Set task
In the records below, count every line containing "duration". Reply with the number only.

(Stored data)
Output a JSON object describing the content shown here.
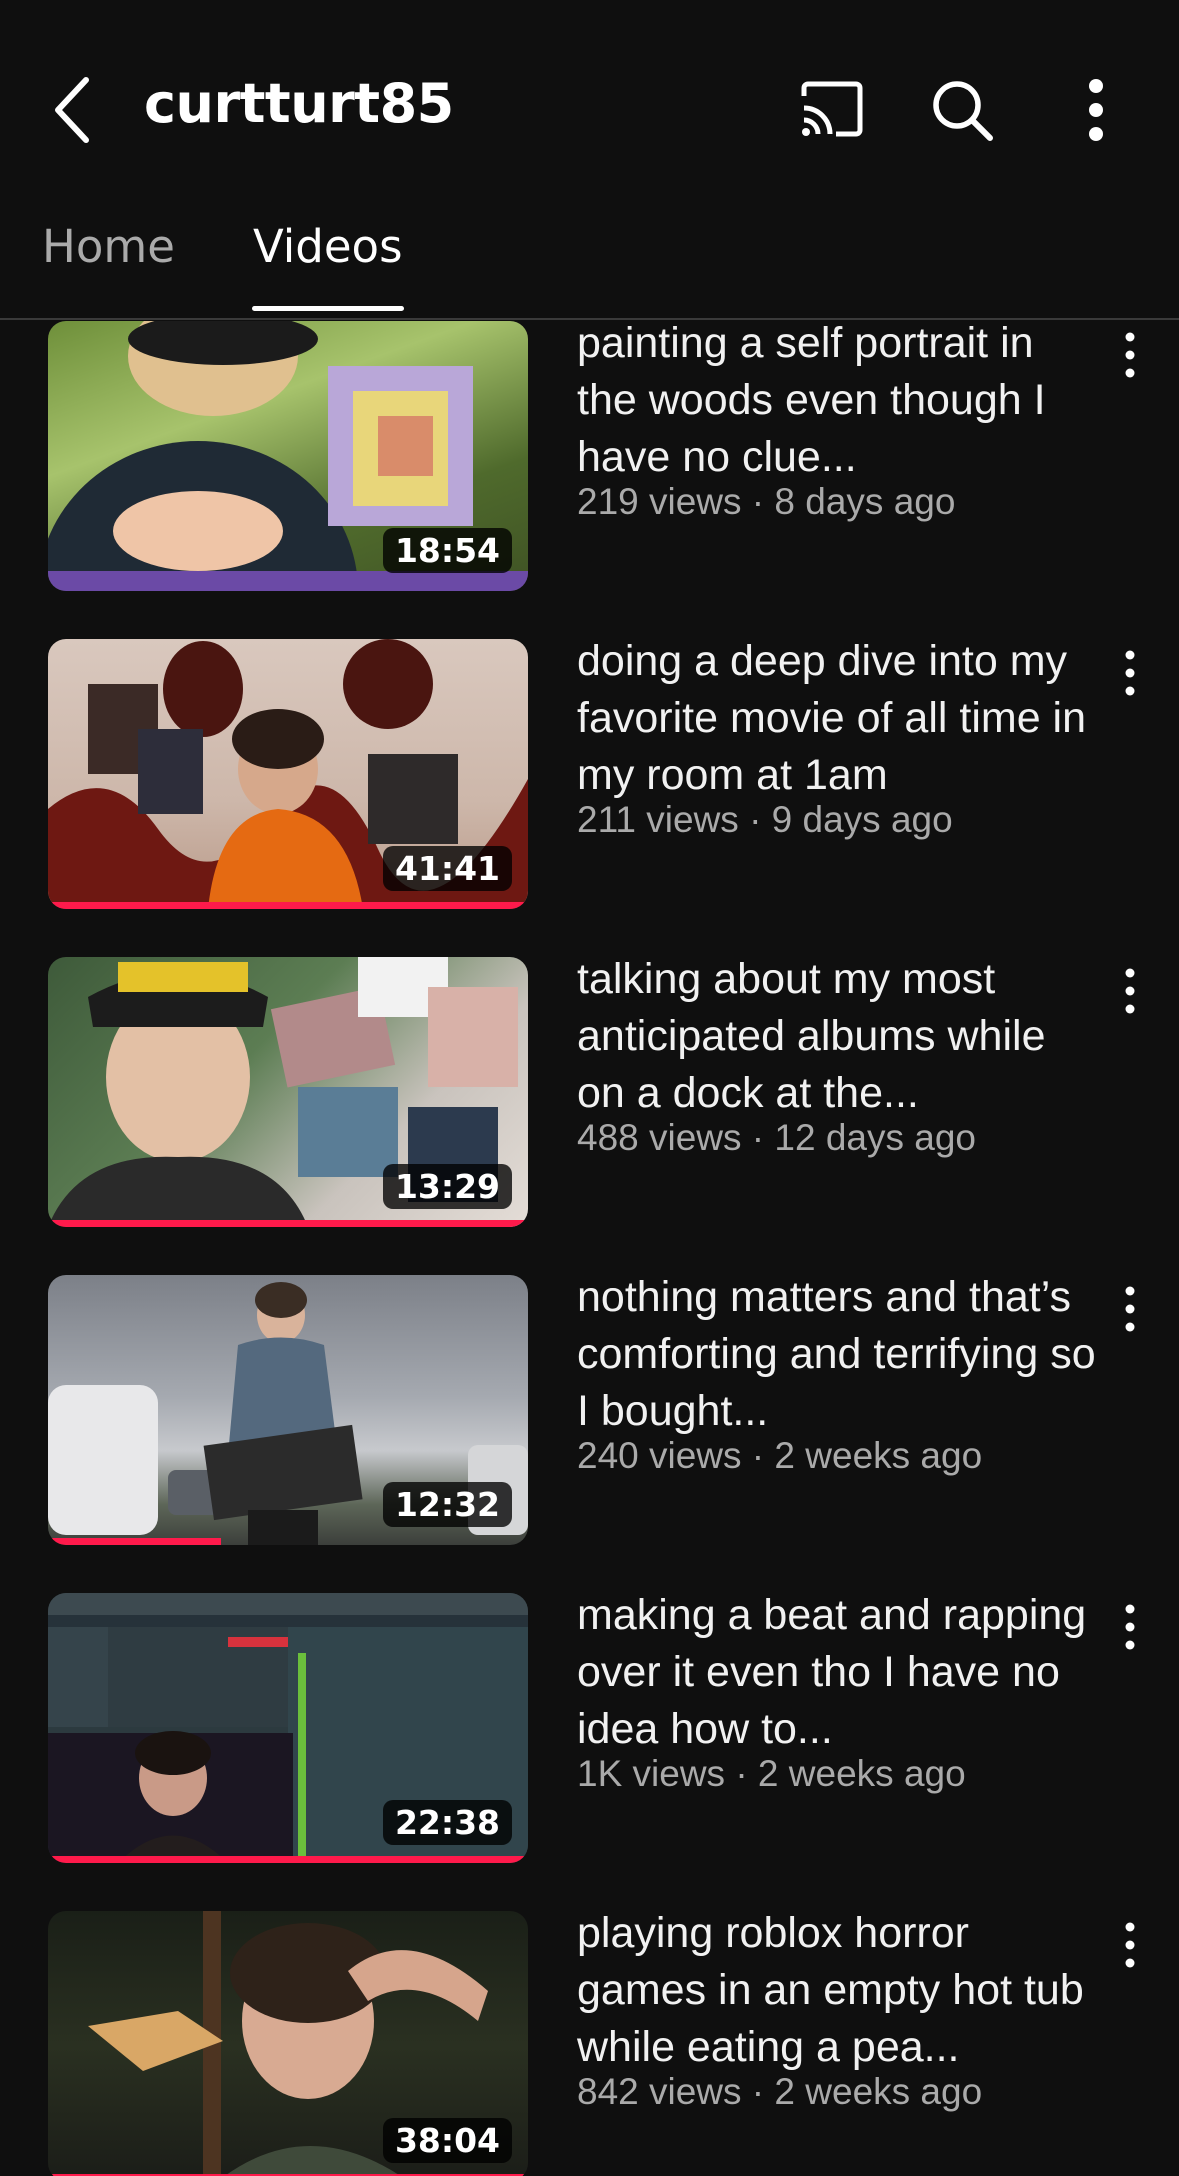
{
  "header": {
    "channel_name": "curtturt85",
    "icons": {
      "back": "chevron-left-icon",
      "cast": "cast-icon",
      "search": "search-icon",
      "more": "more-vertical-icon"
    }
  },
  "tabs": [
    {
      "label": "Home",
      "selected": false
    },
    {
      "label": "Videos",
      "selected": true
    }
  ],
  "colors": {
    "background": "#0f0f0f",
    "progress": "#ff1a4b",
    "meta_text": "#aaaaaa"
  },
  "videos": [
    {
      "title": "painting a self portrait in the woods even though I have no clue...",
      "meta": "219 views · 8 days ago",
      "duration": "18:54",
      "watched_fraction": 0
    },
    {
      "title": "doing a deep dive into my favorite movie of all time in my room at 1am",
      "meta": "211 views · 9 days ago",
      "duration": "41:41",
      "watched_fraction": 1.0
    },
    {
      "title": "talking about my most anticipated albums while on a dock at the...",
      "meta": "488 views · 12 days ago",
      "duration": "13:29",
      "watched_fraction": 1.0
    },
    {
      "title": "nothing matters and that’s comforting and terrifying so I bought...",
      "meta": "240 views · 2 weeks ago",
      "duration": "12:32",
      "watched_fraction": 0.36
    },
    {
      "title": "making a beat and rapping over it even tho I have no idea how to...",
      "meta": "1K views · 2 weeks ago",
      "duration": "22:38",
      "watched_fraction": 1.0
    },
    {
      "title": "playing roblox horror games in an empty hot tub while eating a pea...",
      "meta": "842 views · 2 weeks ago",
      "duration": "38:04",
      "watched_fraction": 1.0
    }
  ]
}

Written response
6